YOUR INSTRUCTIONS:
Provide nothing beyond the count of lines that include the string "колхоза".

Saved data entries:
******

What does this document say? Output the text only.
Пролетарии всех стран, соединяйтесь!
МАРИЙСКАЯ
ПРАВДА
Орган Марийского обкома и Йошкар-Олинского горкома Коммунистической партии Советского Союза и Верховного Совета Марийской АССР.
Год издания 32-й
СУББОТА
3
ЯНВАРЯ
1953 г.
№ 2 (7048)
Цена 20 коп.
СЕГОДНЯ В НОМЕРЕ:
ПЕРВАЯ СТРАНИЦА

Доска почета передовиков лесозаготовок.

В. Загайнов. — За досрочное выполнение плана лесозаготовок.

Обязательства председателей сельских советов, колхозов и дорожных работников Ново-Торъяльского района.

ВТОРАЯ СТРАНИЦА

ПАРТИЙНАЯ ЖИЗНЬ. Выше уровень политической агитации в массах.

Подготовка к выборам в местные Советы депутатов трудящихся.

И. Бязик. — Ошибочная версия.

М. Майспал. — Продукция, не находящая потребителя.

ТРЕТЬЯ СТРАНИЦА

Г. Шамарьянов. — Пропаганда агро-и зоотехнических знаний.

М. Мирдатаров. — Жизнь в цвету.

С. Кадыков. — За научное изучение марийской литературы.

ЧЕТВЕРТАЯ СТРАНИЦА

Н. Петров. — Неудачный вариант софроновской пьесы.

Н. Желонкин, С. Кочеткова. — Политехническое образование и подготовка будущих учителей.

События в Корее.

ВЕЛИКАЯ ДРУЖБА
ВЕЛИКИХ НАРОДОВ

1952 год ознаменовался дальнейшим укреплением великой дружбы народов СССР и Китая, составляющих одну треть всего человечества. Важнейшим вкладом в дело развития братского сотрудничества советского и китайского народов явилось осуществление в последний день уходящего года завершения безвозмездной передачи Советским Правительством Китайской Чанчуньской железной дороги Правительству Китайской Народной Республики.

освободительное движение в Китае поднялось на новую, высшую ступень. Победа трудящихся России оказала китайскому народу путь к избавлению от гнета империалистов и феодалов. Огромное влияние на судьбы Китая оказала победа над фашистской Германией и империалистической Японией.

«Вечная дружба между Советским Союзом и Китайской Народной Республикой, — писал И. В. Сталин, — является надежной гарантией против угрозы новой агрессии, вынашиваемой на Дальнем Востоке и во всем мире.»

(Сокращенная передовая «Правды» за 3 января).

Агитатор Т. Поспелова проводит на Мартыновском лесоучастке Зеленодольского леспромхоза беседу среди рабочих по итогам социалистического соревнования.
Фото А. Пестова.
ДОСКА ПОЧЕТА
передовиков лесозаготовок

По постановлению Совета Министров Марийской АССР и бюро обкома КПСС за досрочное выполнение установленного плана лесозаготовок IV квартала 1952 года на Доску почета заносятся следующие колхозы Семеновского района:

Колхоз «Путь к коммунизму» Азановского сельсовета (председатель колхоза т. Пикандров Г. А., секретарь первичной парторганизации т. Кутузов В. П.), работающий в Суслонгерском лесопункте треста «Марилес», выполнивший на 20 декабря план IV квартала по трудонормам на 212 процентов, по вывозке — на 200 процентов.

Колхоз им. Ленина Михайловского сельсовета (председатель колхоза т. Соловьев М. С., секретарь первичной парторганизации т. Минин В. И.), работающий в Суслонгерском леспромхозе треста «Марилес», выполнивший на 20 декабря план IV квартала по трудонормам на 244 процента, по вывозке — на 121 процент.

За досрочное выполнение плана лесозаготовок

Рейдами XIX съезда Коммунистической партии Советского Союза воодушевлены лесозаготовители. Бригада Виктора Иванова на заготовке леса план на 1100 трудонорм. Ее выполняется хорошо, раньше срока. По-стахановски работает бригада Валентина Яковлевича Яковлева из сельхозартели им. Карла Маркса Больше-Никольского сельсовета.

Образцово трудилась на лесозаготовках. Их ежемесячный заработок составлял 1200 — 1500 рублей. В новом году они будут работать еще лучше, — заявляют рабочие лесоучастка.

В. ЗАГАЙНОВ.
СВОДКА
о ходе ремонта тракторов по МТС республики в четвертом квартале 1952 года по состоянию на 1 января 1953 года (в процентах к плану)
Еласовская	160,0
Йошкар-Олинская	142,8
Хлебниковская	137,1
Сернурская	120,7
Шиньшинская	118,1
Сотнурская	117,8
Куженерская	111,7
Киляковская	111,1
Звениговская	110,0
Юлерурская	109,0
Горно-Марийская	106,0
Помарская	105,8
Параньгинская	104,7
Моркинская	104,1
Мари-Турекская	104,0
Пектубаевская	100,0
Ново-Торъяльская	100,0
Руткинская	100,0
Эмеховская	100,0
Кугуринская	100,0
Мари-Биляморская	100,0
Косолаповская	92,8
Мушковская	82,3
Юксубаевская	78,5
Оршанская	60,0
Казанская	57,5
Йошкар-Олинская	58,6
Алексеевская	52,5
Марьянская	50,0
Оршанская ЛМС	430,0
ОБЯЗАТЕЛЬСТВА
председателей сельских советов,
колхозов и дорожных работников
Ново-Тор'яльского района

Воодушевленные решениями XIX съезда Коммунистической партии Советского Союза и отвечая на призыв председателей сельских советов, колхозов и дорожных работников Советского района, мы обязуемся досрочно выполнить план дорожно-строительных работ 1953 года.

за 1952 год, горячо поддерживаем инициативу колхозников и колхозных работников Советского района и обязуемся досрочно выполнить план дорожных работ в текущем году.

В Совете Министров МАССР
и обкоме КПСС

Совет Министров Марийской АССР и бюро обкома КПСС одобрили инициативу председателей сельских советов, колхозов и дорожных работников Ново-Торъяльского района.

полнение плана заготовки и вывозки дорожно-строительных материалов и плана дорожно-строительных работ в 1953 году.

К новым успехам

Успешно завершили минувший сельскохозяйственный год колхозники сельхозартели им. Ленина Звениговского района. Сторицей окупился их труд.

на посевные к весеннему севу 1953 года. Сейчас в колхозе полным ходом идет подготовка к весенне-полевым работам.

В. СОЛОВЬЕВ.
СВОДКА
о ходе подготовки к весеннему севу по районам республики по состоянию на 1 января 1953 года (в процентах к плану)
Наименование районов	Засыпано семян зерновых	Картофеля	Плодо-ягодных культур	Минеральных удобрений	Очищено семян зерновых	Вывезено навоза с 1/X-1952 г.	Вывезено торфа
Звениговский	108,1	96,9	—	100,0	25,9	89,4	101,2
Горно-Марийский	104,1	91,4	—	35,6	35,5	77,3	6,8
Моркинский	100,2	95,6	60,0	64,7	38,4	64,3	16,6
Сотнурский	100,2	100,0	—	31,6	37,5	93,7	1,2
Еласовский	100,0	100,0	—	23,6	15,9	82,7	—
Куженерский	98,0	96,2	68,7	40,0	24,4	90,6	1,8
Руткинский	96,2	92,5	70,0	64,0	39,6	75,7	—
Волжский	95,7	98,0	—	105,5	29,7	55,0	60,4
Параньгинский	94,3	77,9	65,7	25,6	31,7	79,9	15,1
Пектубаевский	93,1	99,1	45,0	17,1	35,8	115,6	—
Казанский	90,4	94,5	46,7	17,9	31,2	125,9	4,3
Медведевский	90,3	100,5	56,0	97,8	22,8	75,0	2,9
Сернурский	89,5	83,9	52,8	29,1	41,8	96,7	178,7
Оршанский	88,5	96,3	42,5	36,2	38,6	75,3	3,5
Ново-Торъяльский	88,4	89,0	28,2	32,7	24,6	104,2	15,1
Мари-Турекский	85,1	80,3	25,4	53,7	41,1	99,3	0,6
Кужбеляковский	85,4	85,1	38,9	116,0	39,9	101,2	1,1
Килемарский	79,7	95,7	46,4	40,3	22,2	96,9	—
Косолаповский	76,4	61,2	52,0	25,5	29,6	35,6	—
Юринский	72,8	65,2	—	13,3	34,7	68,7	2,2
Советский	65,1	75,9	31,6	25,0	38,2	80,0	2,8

******

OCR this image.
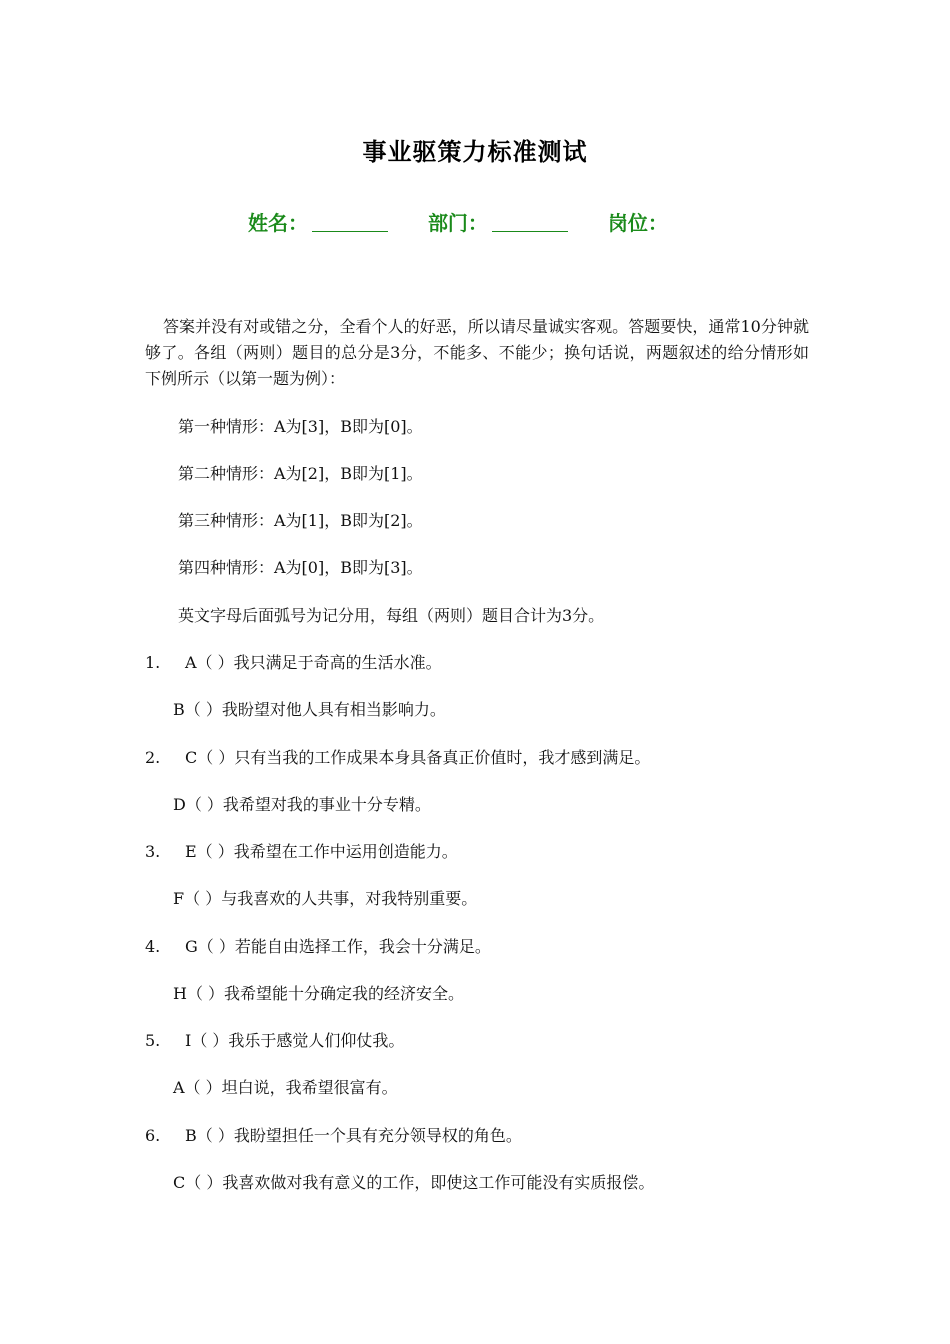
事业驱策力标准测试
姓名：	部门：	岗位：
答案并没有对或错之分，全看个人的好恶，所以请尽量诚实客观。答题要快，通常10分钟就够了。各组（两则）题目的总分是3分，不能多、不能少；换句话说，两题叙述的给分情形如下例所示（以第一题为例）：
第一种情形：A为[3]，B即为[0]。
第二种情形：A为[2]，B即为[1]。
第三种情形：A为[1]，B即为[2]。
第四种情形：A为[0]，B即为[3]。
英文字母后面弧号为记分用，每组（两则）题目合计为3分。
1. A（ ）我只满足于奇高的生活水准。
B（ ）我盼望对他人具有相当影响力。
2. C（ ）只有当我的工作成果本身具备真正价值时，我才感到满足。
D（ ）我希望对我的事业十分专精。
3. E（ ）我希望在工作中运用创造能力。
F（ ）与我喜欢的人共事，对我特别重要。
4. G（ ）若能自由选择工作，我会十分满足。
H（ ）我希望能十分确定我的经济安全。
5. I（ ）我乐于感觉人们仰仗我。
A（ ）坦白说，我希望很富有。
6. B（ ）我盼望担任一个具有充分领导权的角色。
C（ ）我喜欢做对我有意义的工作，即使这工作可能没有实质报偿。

******

EXERCISE ANSWER:
2